Dataset entries:
## start

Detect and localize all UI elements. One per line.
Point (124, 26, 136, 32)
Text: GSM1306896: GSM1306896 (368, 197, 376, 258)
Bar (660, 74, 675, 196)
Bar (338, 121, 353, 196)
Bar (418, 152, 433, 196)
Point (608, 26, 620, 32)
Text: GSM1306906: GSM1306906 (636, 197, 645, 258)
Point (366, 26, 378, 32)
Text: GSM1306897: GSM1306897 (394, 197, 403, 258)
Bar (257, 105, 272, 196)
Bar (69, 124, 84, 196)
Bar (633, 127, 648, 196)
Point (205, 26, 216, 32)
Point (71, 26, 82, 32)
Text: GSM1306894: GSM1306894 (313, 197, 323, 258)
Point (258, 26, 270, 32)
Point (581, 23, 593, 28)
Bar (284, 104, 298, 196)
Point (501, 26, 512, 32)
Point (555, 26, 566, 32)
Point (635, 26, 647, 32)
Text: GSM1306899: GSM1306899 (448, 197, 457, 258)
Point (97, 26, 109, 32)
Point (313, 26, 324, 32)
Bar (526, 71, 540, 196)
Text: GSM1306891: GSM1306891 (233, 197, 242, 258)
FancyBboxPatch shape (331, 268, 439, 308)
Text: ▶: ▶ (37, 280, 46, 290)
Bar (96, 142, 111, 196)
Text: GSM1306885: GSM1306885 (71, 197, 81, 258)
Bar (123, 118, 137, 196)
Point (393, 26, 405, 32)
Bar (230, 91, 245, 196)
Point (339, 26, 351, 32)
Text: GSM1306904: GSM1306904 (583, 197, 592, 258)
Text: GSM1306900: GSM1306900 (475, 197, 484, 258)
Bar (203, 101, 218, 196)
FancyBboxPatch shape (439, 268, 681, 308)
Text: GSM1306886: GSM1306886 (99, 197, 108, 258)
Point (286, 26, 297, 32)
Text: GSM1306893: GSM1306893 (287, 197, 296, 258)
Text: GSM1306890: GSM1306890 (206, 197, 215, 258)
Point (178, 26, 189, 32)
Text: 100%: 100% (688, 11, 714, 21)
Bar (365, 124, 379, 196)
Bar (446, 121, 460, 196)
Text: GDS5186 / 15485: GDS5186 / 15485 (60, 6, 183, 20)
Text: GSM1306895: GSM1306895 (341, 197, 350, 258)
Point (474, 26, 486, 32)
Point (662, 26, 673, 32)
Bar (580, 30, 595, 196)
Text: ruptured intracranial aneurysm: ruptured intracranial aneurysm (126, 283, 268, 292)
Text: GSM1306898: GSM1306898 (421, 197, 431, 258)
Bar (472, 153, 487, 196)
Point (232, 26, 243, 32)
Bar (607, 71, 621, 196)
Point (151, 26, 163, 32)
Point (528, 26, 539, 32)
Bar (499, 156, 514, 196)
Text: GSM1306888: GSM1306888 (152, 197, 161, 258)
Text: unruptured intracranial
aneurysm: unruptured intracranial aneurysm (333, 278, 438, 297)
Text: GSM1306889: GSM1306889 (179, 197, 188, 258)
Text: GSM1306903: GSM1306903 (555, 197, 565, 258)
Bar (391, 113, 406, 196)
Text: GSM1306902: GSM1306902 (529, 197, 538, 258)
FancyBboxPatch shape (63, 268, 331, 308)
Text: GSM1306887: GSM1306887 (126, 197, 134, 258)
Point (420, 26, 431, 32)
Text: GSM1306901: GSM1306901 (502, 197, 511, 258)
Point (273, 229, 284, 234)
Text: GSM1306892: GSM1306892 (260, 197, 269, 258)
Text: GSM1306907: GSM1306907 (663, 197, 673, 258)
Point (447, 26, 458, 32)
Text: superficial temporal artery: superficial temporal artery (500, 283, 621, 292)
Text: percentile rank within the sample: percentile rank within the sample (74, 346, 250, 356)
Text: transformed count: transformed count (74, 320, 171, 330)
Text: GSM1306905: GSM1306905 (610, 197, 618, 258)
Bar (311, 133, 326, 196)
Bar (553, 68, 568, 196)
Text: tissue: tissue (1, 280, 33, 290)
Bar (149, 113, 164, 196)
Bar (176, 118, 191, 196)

## end

Copy the rows from the first line up to and including the line with "Text: GSM1306889: GSM1306889", replacing every "Point" with "Marker" and leaving everything else unchanged.

Detect and localize all UI elements. One per line.
Marker (124, 26, 136, 32)
Text: GSM1306896: GSM1306896 (368, 197, 376, 258)
Bar (660, 74, 675, 196)
Bar (338, 121, 353, 196)
Bar (418, 152, 433, 196)
Marker (608, 26, 620, 32)
Text: GSM1306906: GSM1306906 (636, 197, 645, 258)
Marker (366, 26, 378, 32)
Text: GSM1306897: GSM1306897 (394, 197, 403, 258)
Bar (257, 105, 272, 196)
Bar (69, 124, 84, 196)
Bar (633, 127, 648, 196)
Marker (205, 26, 216, 32)
Marker (71, 26, 82, 32)
Text: GSM1306894: GSM1306894 (313, 197, 323, 258)
Marker (258, 26, 270, 32)
Marker (581, 23, 593, 28)
Bar (284, 104, 298, 196)
Marker (501, 26, 512, 32)
Marker (555, 26, 566, 32)
Marker (635, 26, 647, 32)
Text: GSM1306899: GSM1306899 (448, 197, 457, 258)
Marker (97, 26, 109, 32)
Marker (313, 26, 324, 32)
Bar (526, 71, 540, 196)
Text: GSM1306891: GSM1306891 (233, 197, 242, 258)
FancyBboxPatch shape (331, 268, 439, 308)
Text: ▶: ▶ (37, 280, 46, 290)
Bar (96, 142, 111, 196)
Text: GSM1306885: GSM1306885 (71, 197, 81, 258)
Bar (123, 118, 137, 196)
Marker (393, 26, 405, 32)
Bar (230, 91, 245, 196)
Marker (339, 26, 351, 32)
Text: GSM1306904: GSM1306904 (583, 197, 592, 258)
Text: GSM1306900: GSM1306900 (475, 197, 484, 258)
Bar (203, 101, 218, 196)
FancyBboxPatch shape (439, 268, 681, 308)
Text: GSM1306886: GSM1306886 (99, 197, 108, 258)
Marker (286, 26, 297, 32)
Text: GSM1306893: GSM1306893 (287, 197, 296, 258)
Text: GSM1306890: GSM1306890 (206, 197, 215, 258)
Marker (178, 26, 189, 32)
Text: 100%: 100% (688, 11, 714, 21)
Bar (365, 124, 379, 196)
Bar (446, 121, 460, 196)
Text: GDS5186 / 15485: GDS5186 / 15485 (60, 6, 183, 20)
Text: GSM1306895: GSM1306895 (341, 197, 350, 258)
Marker (474, 26, 486, 32)
Marker (662, 26, 673, 32)
Bar (580, 30, 595, 196)
Text: ruptured intracranial aneurysm: ruptured intracranial aneurysm (126, 283, 268, 292)
Text: GSM1306898: GSM1306898 (421, 197, 431, 258)
Bar (472, 153, 487, 196)
Marker (232, 26, 243, 32)
Bar (607, 71, 621, 196)
Marker (151, 26, 163, 32)
Marker (528, 26, 539, 32)
Bar (499, 156, 514, 196)
Text: GSM1306888: GSM1306888 (152, 197, 161, 258)
Text: unruptured intracranial
aneurysm: unruptured intracranial aneurysm (333, 278, 438, 297)
Text: GSM1306889: GSM1306889 (179, 197, 188, 258)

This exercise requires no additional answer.